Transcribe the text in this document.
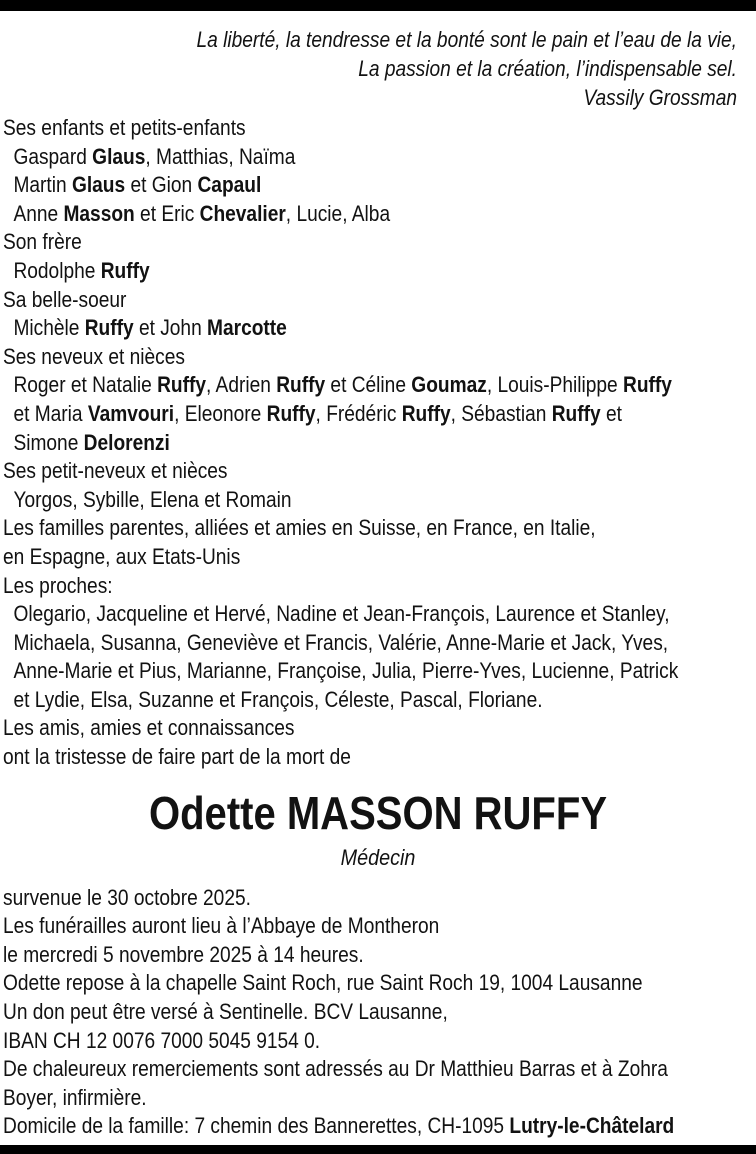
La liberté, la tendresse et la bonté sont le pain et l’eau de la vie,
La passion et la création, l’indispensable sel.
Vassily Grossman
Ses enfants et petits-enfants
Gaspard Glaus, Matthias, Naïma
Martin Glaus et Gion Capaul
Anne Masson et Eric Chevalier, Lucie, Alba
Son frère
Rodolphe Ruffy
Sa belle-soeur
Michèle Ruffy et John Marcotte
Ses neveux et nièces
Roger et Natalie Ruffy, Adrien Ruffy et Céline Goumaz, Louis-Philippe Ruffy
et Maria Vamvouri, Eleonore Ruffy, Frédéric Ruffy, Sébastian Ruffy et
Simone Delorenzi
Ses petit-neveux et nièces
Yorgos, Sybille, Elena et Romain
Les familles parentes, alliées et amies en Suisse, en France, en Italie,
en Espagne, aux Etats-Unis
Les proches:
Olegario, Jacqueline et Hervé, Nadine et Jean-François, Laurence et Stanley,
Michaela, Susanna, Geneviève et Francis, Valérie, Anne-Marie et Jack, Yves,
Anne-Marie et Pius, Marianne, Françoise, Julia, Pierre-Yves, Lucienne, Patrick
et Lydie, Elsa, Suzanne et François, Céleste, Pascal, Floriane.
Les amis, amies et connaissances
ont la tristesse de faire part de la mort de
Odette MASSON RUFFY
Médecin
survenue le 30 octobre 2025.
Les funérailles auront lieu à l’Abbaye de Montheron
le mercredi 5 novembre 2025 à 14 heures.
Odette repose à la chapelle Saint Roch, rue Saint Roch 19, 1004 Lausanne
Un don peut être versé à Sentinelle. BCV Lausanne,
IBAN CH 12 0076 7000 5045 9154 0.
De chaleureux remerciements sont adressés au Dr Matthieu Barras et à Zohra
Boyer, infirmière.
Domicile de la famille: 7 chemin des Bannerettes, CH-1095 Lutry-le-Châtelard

════════

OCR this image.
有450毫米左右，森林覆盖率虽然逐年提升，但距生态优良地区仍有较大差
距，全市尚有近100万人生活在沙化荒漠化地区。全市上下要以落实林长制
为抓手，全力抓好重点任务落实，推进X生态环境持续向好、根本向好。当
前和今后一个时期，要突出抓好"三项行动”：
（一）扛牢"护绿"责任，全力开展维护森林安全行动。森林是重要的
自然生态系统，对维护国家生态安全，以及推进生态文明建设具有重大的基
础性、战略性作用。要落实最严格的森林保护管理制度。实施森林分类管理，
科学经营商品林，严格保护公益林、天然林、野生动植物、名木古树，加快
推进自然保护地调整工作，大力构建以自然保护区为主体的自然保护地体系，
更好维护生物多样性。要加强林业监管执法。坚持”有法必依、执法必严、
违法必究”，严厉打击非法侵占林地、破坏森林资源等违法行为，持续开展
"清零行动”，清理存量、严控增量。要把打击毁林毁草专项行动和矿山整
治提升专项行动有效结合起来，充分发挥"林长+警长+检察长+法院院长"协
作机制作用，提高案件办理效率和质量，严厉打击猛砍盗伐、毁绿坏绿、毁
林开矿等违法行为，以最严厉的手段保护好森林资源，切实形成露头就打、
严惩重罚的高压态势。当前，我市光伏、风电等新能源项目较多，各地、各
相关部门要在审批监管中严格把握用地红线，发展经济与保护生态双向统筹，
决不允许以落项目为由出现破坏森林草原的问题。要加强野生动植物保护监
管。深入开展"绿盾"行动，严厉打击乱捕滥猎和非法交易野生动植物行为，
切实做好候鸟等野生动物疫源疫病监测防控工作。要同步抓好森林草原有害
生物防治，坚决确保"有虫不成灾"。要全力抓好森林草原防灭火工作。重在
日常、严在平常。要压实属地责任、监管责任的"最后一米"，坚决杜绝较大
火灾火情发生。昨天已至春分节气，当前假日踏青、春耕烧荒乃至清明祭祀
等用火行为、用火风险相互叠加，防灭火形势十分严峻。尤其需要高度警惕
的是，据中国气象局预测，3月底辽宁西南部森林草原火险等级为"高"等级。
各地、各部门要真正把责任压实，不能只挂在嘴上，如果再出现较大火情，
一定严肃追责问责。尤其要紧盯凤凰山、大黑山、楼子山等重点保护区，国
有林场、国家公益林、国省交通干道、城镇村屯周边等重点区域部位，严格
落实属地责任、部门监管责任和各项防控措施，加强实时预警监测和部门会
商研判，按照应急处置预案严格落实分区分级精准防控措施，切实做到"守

════════

■ **Given problem**
Looking at the records above, say how many lines hold the string "Lausanne". Write nothing but the number.

■ **Written answer**
2